Objective: Using the data below, copy every line that contains the word "должен".

Listed records:
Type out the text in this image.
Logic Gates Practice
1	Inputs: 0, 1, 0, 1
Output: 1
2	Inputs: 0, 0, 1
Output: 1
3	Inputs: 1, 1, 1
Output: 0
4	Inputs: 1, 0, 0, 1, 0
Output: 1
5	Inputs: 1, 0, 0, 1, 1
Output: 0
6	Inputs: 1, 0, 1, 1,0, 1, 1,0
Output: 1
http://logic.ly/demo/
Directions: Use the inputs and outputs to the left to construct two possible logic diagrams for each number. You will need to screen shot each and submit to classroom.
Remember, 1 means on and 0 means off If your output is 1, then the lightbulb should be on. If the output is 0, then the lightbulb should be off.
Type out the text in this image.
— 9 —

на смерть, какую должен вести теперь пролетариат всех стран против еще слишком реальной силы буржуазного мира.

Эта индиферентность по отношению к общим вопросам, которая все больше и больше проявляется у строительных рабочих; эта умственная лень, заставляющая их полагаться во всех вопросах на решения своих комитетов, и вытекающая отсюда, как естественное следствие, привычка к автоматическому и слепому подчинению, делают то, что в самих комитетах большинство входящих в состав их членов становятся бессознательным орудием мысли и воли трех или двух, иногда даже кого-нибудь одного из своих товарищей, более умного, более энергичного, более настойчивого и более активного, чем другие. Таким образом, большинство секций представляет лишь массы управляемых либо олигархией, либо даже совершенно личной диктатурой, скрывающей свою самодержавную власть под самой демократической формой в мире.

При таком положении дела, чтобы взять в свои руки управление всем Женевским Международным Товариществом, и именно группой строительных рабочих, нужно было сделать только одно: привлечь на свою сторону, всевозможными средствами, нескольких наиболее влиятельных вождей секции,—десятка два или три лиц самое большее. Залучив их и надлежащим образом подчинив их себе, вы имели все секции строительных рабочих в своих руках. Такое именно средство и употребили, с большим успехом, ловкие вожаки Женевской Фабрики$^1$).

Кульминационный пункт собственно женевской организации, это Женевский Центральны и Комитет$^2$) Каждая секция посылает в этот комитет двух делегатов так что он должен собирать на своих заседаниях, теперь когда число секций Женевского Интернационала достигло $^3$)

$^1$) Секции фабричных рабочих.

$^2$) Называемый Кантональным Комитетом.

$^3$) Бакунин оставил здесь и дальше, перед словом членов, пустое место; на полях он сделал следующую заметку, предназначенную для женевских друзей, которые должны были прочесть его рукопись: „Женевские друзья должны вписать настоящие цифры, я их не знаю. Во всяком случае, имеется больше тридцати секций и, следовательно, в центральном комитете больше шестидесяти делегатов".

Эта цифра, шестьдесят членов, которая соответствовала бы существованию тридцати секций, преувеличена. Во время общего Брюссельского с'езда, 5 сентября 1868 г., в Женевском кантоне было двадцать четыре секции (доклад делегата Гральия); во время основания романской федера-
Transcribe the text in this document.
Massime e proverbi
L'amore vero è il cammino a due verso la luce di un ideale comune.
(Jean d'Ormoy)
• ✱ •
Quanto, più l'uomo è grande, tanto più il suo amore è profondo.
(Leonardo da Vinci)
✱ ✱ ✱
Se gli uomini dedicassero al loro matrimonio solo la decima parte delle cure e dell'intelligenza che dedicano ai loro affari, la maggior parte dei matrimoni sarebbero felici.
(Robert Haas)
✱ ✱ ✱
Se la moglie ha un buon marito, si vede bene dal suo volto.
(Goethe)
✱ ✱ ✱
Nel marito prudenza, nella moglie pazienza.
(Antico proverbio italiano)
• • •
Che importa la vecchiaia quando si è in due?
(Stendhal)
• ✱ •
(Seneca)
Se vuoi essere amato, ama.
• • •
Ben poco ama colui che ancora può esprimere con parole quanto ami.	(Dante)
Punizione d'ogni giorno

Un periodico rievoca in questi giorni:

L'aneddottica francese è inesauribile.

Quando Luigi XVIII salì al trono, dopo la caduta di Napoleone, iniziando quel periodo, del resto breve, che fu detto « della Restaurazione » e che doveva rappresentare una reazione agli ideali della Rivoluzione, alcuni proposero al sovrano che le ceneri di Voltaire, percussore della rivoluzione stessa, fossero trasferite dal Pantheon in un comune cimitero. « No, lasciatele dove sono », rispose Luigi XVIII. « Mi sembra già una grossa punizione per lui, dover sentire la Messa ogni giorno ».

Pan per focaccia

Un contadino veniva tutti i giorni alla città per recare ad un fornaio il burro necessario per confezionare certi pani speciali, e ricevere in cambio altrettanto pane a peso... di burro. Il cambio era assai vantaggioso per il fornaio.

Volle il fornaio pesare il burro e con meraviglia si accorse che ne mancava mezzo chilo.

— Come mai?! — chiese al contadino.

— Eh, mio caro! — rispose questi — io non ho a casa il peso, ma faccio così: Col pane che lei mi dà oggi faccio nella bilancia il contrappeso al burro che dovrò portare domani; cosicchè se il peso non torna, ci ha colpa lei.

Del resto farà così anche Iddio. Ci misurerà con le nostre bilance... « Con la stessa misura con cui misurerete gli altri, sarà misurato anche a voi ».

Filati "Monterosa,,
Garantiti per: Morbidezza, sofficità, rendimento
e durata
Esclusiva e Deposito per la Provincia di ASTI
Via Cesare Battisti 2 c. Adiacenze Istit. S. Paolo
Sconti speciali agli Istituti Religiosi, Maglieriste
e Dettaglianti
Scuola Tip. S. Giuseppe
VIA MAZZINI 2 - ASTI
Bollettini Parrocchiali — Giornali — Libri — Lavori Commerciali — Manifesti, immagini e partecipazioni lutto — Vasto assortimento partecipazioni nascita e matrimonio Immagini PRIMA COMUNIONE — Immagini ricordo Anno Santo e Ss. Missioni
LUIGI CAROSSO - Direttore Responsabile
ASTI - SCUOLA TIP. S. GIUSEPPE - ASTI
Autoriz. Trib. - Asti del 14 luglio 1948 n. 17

The answer:
на смерть, какую должен вести теперь пролетариат всех стран против еще слишком реальной силы буржуазного мира.
Кульминационный пункт собственно женевской организации, это Женевский Центральны и Комитет$^2$) Каждая секция посылает в этот комитет двух делегатов так что он должен собирать на своих заседаниях, теперь когда число секций Женевского Интернационала достигло $^3$)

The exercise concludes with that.